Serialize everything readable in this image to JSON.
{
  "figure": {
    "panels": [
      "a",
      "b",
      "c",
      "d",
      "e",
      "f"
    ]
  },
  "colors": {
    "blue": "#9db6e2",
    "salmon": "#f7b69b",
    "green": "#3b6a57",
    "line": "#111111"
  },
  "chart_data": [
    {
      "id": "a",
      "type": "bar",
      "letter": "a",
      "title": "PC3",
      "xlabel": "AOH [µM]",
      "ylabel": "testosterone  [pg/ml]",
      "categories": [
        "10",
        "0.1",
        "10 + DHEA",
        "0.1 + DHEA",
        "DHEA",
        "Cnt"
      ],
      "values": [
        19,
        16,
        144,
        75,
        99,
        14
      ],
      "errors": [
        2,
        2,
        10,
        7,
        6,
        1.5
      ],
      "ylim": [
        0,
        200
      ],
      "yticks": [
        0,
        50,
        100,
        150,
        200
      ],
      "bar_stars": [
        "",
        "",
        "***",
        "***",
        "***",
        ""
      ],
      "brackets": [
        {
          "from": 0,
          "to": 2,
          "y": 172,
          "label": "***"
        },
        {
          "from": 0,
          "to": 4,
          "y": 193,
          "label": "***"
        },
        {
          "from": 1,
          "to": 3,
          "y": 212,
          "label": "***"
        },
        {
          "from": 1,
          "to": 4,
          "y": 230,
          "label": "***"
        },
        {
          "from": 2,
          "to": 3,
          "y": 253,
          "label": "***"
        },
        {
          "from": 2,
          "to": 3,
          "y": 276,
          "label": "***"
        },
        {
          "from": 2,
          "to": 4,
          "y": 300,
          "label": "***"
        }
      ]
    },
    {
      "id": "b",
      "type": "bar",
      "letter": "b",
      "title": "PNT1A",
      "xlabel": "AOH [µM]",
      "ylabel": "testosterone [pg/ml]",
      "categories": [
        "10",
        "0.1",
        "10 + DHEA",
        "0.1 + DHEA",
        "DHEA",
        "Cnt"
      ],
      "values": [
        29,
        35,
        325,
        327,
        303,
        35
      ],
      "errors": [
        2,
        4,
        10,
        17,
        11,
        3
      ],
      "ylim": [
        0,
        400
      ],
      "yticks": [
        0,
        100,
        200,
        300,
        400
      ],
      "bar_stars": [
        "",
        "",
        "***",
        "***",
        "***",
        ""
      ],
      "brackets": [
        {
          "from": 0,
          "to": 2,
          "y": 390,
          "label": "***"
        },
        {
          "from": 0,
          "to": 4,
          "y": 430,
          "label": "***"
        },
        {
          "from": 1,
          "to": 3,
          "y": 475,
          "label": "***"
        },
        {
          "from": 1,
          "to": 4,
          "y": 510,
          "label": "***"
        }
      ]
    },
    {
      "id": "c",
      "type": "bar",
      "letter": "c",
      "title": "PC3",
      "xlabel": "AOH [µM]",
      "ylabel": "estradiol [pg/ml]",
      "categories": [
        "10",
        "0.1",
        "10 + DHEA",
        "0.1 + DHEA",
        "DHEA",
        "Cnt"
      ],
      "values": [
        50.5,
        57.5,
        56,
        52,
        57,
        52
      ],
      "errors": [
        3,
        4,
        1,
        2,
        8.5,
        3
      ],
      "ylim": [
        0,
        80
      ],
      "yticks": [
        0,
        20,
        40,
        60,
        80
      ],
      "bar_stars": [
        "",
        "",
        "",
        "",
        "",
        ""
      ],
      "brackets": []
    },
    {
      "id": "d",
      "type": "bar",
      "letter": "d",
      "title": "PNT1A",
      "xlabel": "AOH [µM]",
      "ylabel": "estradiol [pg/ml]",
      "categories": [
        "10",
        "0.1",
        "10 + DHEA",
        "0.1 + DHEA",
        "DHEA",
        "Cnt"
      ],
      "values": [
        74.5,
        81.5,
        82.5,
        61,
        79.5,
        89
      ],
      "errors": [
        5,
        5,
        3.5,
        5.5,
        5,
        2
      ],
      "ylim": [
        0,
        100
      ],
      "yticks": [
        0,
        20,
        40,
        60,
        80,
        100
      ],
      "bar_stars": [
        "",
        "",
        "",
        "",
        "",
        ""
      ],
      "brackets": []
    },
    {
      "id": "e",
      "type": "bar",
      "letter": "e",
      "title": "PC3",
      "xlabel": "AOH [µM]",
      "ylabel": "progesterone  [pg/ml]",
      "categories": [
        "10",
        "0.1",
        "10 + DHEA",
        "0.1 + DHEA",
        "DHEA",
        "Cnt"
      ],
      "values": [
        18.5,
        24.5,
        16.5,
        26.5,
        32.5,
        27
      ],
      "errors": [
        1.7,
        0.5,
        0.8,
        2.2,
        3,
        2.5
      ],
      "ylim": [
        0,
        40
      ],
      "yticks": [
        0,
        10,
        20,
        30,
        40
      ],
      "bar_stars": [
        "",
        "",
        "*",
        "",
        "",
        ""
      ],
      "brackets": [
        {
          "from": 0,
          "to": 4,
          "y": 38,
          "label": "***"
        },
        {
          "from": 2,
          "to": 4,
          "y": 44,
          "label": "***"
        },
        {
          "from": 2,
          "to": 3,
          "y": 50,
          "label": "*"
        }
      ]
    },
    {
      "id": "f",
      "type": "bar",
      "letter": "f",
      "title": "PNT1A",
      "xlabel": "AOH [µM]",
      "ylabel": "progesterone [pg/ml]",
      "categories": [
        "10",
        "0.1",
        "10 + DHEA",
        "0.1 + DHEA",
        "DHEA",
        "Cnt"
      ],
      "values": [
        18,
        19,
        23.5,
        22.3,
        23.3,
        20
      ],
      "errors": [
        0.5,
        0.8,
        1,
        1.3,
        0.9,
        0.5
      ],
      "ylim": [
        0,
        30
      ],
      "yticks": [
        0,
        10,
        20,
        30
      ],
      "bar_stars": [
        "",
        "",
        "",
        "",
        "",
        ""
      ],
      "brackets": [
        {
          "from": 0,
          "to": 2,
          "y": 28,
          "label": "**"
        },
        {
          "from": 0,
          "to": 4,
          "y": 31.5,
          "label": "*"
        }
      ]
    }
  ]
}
* * * * * * *
Print out every record again, exactly and in full.

• **Answer for this exercise**
Serialize everything readable in this image to JSON.
{
  "figure": {
    "panels": [
      "a",
      "b",
      "c",
      "d",
      "e",
      "f"
    ]
  },
  "colors": {
    "blue": "#9db6e2",
    "salmon": "#f7b69b",
    "green": "#3b6a57",
    "line": "#111111"
  },
  "chart_data": [
    {
      "id": "a",
      "type": "bar",
      "letter": "a",
      "title": "PC3",
      "xlabel": "AOH [µM]",
      "ylabel": "testosterone  [pg/ml]",
      "categories": [
        "10",
        "0.1",
        "10 + DHEA",
        "0.1 + DHEA",
        "DHEA",
        "Cnt"
      ],
      "values": [
        19,
        16,
        144,
        75,
        99,
        14
      ],
      "errors": [
        2,
        2,
        10,
        7,
        6,
        1.5
      ],
      "ylim": [
        0,
        200
      ],
      "yticks": [
        0,
        50,
        100,
        150,
        200
      ],
      "bar_stars": [
        "",
        "",
        "***",
        "***",
        "***",
        ""
      ],
      "brackets": [
        {
          "from": 0,
          "to": 2,
          "y": 172,
          "label": "***"
        },
        {
          "from": 0,
          "to": 4,
          "y": 193,
          "label": "***"
        },
        {
          "from": 1,
          "to": 3,
          "y": 212,
          "label": "***"
        },
        {
          "from": 1,
          "to": 4,
          "y": 230,
          "label": "***"
        },
        {
          "from": 2,
          "to": 3,
          "y": 253,
          "label": "***"
        },
        {
          "from": 2,
          "to": 3,
          "y": 276,
          "label": "***"
        },
        {
          "from": 2,
          "to": 4,
          "y": 300,
          "label": "***"
        }
      ]
    },
    {
      "id": "b",
      "type": "bar",
      "letter": "b",
      "title": "PNT1A",
      "xlabel": "AOH [µM]",
      "ylabel": "testosterone [pg/ml]",
      "categories": [
        "10",
        "0.1",
        "10 + DHEA",
        "0.1 + DHEA",
        "DHEA",
        "Cnt"
      ],
      "values": [
        29,
        35,
        325,
        327,
        303,
        35
      ],
      "errors": [
        2,
        4,
        10,
        17,
        11,
        3
      ],
      "ylim": [
        0,
        400
      ],
      "yticks": [
        0,
        100,
        200,
        300,
        400
      ],
      "bar_stars": [
        "",
        "",
        "***",
        "***",
        "***",
        ""
      ],
      "brackets": [
        {
          "from": 0,
          "to": 2,
          "y": 390,
          "label": "***"
        },
        {
          "from": 0,
          "to": 4,
          "y": 430,
          "label": "***"
        },
        {
          "from": 1,
          "to": 3,
          "y": 475,
          "label": "***"
        },
        {
          "from": 1,
          "to": 4,
          "y": 510,
          "label": "***"
        }
      ]
    },
    {
      "id": "c",
      "type": "bar",
      "letter": "c",
      "title": "PC3",
      "xlabel": "AOH [µM]",
      "ylabel": "estradiol [pg/ml]",
      "categories": [
        "10",
        "0.1",
        "10 + DHEA",
        "0.1 + DHEA",
        "DHEA",
        "Cnt"
      ],
      "values": [
        50.5,
        57.5,
        56,
        52,
        57,
        52
      ],
      "errors": [
        3,
        4,
        1,
        2,
        8.5,
        3
      ],
      "ylim": [
        0,
        80
      ],
      "yticks": [
        0,
        20,
        40,
        60,
        80
      ],
      "bar_stars": [
        "",
        "",
        "",
        "",
        "",
        ""
      ],
      "brackets": []
    },
    {
      "id": "d",
      "type": "bar",
      "letter": "d",
      "title": "PNT1A",
      "xlabel": "AOH [µM]",
      "ylabel": "estradiol [pg/ml]",
      "categories": [
        "10",
        "0.1",
        "10 + DHEA",
        "0.1 + DHEA",
        "DHEA",
        "Cnt"
      ],
      "values": [
        74.5,
        81.5,
        82.5,
        61,
        79.5,
        89
      ],
      "errors": [
        5,
        5,
        3.5,
        5.5,
        5,
        2
      ],
      "ylim": [
        0,
        100
      ],
      "yticks": [
        0,
        20,
        40,
        60,
        80,
        100
      ],
      "bar_stars": [
        "",
        "",
        "",
        "",
        "",
        ""
      ],
      "brackets": []
    },
    {
      "id": "e",
      "type": "bar",
      "letter": "e",
      "title": "PC3",
      "xlabel": "AOH [µM]",
      "ylabel": "progesterone  [pg/ml]",
      "categories": [
        "10",
        "0.1",
        "10 + DHEA",
        "0.1 + DHEA",
        "DHEA",
        "Cnt"
      ],
      "values": [
        18.5,
        24.5,
        16.5,
        26.5,
        32.5,
        27
      ],
      "errors": [
        1.7,
        0.5,
        0.8,
        2.2,
        3,
        2.5
      ],
      "ylim": [
        0,
        40
      ],
      "yticks": [
        0,
        10,
        20,
        30,
        40
      ],
      "bar_stars": [
        "",
        "",
        "*",
        "",
        "",
        ""
      ],
      "brackets": [
        {
          "from": 0,
          "to": 4,
          "y": 38,
          "label": "***"
        },
        {
          "from": 2,
          "to": 4,
          "y": 44,
          "label": "***"
        },
        {
          "from": 2,
          "to": 3,
          "y": 50,
          "label": "*"
        }
      ]
    },
    {
      "id": "f",
      "type": "bar",
      "letter": "f",
      "title": "PNT1A",
      "xlabel": "AOH [µM]",
      "ylabel": "progesterone [pg/ml]",
      "categories": [
        "10",
        "0.1",
        "10 + DHEA",
        "0.1 + DHEA",
        "DHEA",
        "Cnt"
      ],
      "values": [
        18,
        19,
        23.5,
        22.3,
        23.3,
        20
      ],
      "errors": [
        0.5,
        0.8,
        1,
        1.3,
        0.9,
        0.5
      ],
      "ylim": [
        0,
        30
      ],
      "yticks": [
        0,
        10,
        20,
        30
      ],
      "bar_stars": [
        "",
        "",
        "",
        "",
        "",
        ""
      ],
      "brackets": [
        {
          "from": 0,
          "to": 2,
          "y": 28,
          "label": "**"
        },
        {
          "from": 0,
          "to": 4,
          "y": 31.5,
          "label": "*"
        }
      ]
    }
  ]
}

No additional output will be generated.